**Task directions:**
What follows is a set of entries. Repeat them exactly, but not their pictures.

══ Stored data

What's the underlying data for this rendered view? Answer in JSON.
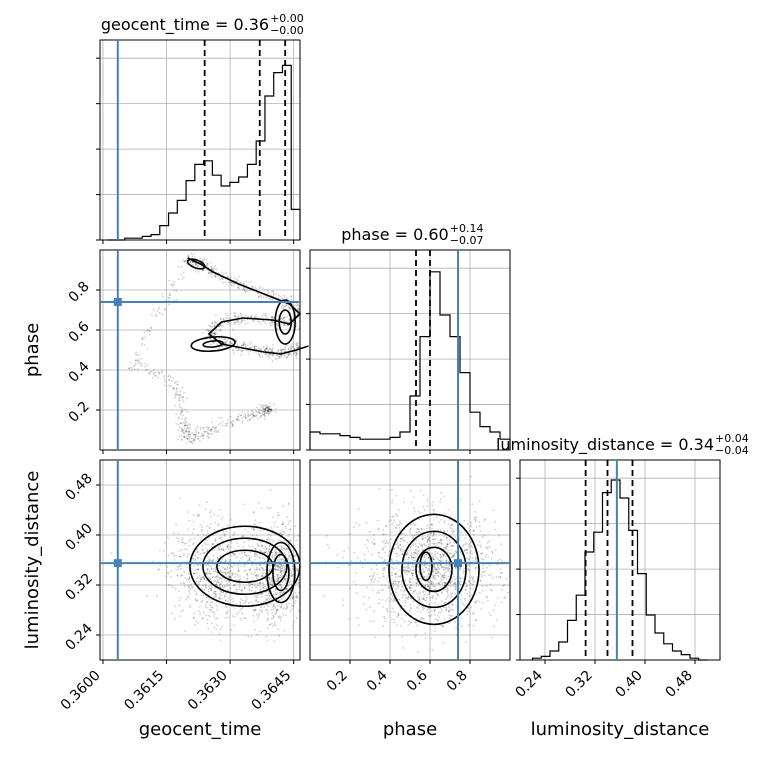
{
  "chart_data": {
    "type": "corner",
    "colors": {
      "truth": "#4682b4",
      "hist": "#000000",
      "grid": "#b0b0b0",
      "scatter": "#000000"
    },
    "params": [
      "geocent_time",
      "phase",
      "luminosity_distance"
    ],
    "truths": {
      "geocent_time": 0.36035,
      "phase": 0.74,
      "luminosity_distance": 0.355
    },
    "quantiles": {
      "geocent_time": [
        0.3624,
        0.3637,
        0.3643
      ],
      "phase": [
        0.53,
        0.6,
        0.74
      ],
      "luminosity_distance": [
        0.305,
        0.34,
        0.38
      ]
    },
    "titles": {
      "geocent_time": {
        "label": "geocent_time = 0.36",
        "plus": "+0.00",
        "minus": "−0.00"
      },
      "phase": {
        "label": "phase = 0.60",
        "plus": "+0.14",
        "minus": "−0.07"
      },
      "luminosity_distance": {
        "label": "luminosity_distance = 0.34",
        "plus": "+0.04",
        "minus": "−0.04"
      }
    },
    "axes": {
      "geocent_time": {
        "range": [
          0.35993,
          0.36465
        ],
        "ticks": [
          0.36,
          0.3615,
          0.363,
          0.3645
        ],
        "tick_labels": [
          "0.3600",
          "0.3615",
          "0.3630",
          "0.3645"
        ],
        "label": "geocent_time"
      },
      "phase": {
        "range": [
          0.0,
          1.0
        ],
        "ticks": [
          0.2,
          0.4,
          0.6,
          0.8
        ],
        "tick_labels": [
          "0.2",
          "0.4",
          "0.6",
          "0.8"
        ],
        "label": "phase"
      },
      "luminosity_distance": {
        "range": [
          0.2,
          0.52
        ],
        "ticks": [
          0.24,
          0.32,
          0.4,
          0.48
        ],
        "tick_labels": [
          "0.24",
          "0.32",
          "0.40",
          "0.48"
        ],
        "label": "luminosity_distance"
      }
    },
    "histograms": {
      "geocent_time": [
        0,
        0,
        0.01,
        0.01,
        0.02,
        0.03,
        0.08,
        0.15,
        0.22,
        0.33,
        0.42,
        0.44,
        0.36,
        0.3,
        0.32,
        0.35,
        0.42,
        0.55,
        0.8,
        0.93,
        0.97,
        0.17
      ],
      "phase": [
        0.1,
        0.09,
        0.09,
        0.08,
        0.07,
        0.06,
        0.06,
        0.06,
        0.07,
        0.1,
        0.3,
        0.63,
        0.99,
        0.75,
        0.63,
        0.43,
        0.21,
        0.13,
        0.1,
        0.06
      ],
      "luminosity_distance": [
        0.01,
        0.02,
        0.05,
        0.1,
        0.22,
        0.36,
        0.6,
        0.71,
        0.93,
        1.0,
        0.9,
        0.72,
        0.48,
        0.25,
        0.15,
        0.09,
        0.05,
        0.03,
        0.01,
        0.0
      ]
    },
    "phase_vs_time_track": [
      [
        0.36485,
        0.52
      ],
      [
        0.36456,
        0.5
      ],
      [
        0.3642,
        0.48
      ],
      [
        0.3638,
        0.49
      ],
      [
        0.3633,
        0.51
      ],
      [
        0.3628,
        0.53
      ],
      [
        0.3625,
        0.58
      ],
      [
        0.3628,
        0.64
      ],
      [
        0.3633,
        0.66
      ],
      [
        0.364,
        0.65
      ],
      [
        0.3644,
        0.63
      ],
      [
        0.36465,
        0.68
      ],
      [
        0.3644,
        0.73
      ],
      [
        0.3638,
        0.78
      ],
      [
        0.3632,
        0.83
      ],
      [
        0.3626,
        0.89
      ],
      [
        0.3623,
        0.93
      ],
      [
        0.362,
        0.96
      ]
    ],
    "phase_vs_time_lower_track": [
      [
        0.3607,
        0.43
      ],
      [
        0.3617,
        0.34
      ],
      [
        0.3619,
        0.14
      ],
      [
        0.362,
        0.05
      ],
      [
        0.3625,
        0.1
      ],
      [
        0.3634,
        0.17
      ],
      [
        0.3639,
        0.2
      ]
    ],
    "contour_levels": 3
  }
}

════

**Solution to this task:**
What's the underlying data for this rendered view? Answer in JSON.
{
  "chart_data": {
    "type": "corner",
    "colors": {
      "truth": "#4682b4",
      "hist": "#000000",
      "grid": "#b0b0b0",
      "scatter": "#000000"
    },
    "params": [
      "geocent_time",
      "phase",
      "luminosity_distance"
    ],
    "truths": {
      "geocent_time": 0.36035,
      "phase": 0.74,
      "luminosity_distance": 0.355
    },
    "quantiles": {
      "geocent_time": [
        0.3624,
        0.3637,
        0.3643
      ],
      "phase": [
        0.53,
        0.6,
        0.74
      ],
      "luminosity_distance": [
        0.305,
        0.34,
        0.38
      ]
    },
    "titles": {
      "geocent_time": {
        "label": "geocent_time = 0.36",
        "plus": "+0.00",
        "minus": "−0.00"
      },
      "phase": {
        "label": "phase = 0.60",
        "plus": "+0.14",
        "minus": "−0.07"
      },
      "luminosity_distance": {
        "label": "luminosity_distance = 0.34",
        "plus": "+0.04",
        "minus": "−0.04"
      }
    },
    "axes": {
      "geocent_time": {
        "range": [
          0.35993,
          0.36465
        ],
        "ticks": [
          0.36,
          0.3615,
          0.363,
          0.3645
        ],
        "tick_labels": [
          "0.3600",
          "0.3615",
          "0.3630",
          "0.3645"
        ],
        "label": "geocent_time"
      },
      "phase": {
        "range": [
          0.0,
          1.0
        ],
        "ticks": [
          0.2,
          0.4,
          0.6,
          0.8
        ],
        "tick_labels": [
          "0.2",
          "0.4",
          "0.6",
          "0.8"
        ],
        "label": "phase"
      },
      "luminosity_distance": {
        "range": [
          0.2,
          0.52
        ],
        "ticks": [
          0.24,
          0.32,
          0.4,
          0.48
        ],
        "tick_labels": [
          "0.24",
          "0.32",
          "0.40",
          "0.48"
        ],
        "label": "luminosity_distance"
      }
    },
    "histograms": {
      "geocent_time": [
        0,
        0,
        0.01,
        0.01,
        0.02,
        0.03,
        0.08,
        0.15,
        0.22,
        0.33,
        0.42,
        0.44,
        0.36,
        0.3,
        0.32,
        0.35,
        0.42,
        0.55,
        0.8,
        0.93,
        0.97,
        0.17
      ],
      "phase": [
        0.1,
        0.09,
        0.09,
        0.08,
        0.07,
        0.06,
        0.06,
        0.06,
        0.07,
        0.1,
        0.3,
        0.63,
        0.99,
        0.75,
        0.63,
        0.43,
        0.21,
        0.13,
        0.1,
        0.06
      ],
      "luminosity_distance": [
        0.01,
        0.02,
        0.05,
        0.1,
        0.22,
        0.36,
        0.6,
        0.71,
        0.93,
        1.0,
        0.9,
        0.72,
        0.48,
        0.25,
        0.15,
        0.09,
        0.05,
        0.03,
        0.01,
        0.0
      ]
    },
    "phase_vs_time_track": [
      [
        0.36485,
        0.52
      ],
      [
        0.36456,
        0.5
      ],
      [
        0.3642,
        0.48
      ],
      [
        0.3638,
        0.49
      ],
      [
        0.3633,
        0.51
      ],
      [
        0.3628,
        0.53
      ],
      [
        0.3625,
        0.58
      ],
      [
        0.3628,
        0.64
      ],
      [
        0.3633,
        0.66
      ],
      [
        0.364,
        0.65
      ],
      [
        0.3644,
        0.63
      ],
      [
        0.36465,
        0.68
      ],
      [
        0.3644,
        0.73
      ],
      [
        0.3638,
        0.78
      ],
      [
        0.3632,
        0.83
      ],
      [
        0.3626,
        0.89
      ],
      [
        0.3623,
        0.93
      ],
      [
        0.362,
        0.96
      ]
    ],
    "phase_vs_time_lower_track": [
      [
        0.3607,
        0.43
      ],
      [
        0.3617,
        0.34
      ],
      [
        0.3619,
        0.14
      ],
      [
        0.362,
        0.05
      ],
      [
        0.3625,
        0.1
      ],
      [
        0.3634,
        0.17
      ],
      [
        0.3639,
        0.2
      ]
    ],
    "contour_levels": 3
  }
}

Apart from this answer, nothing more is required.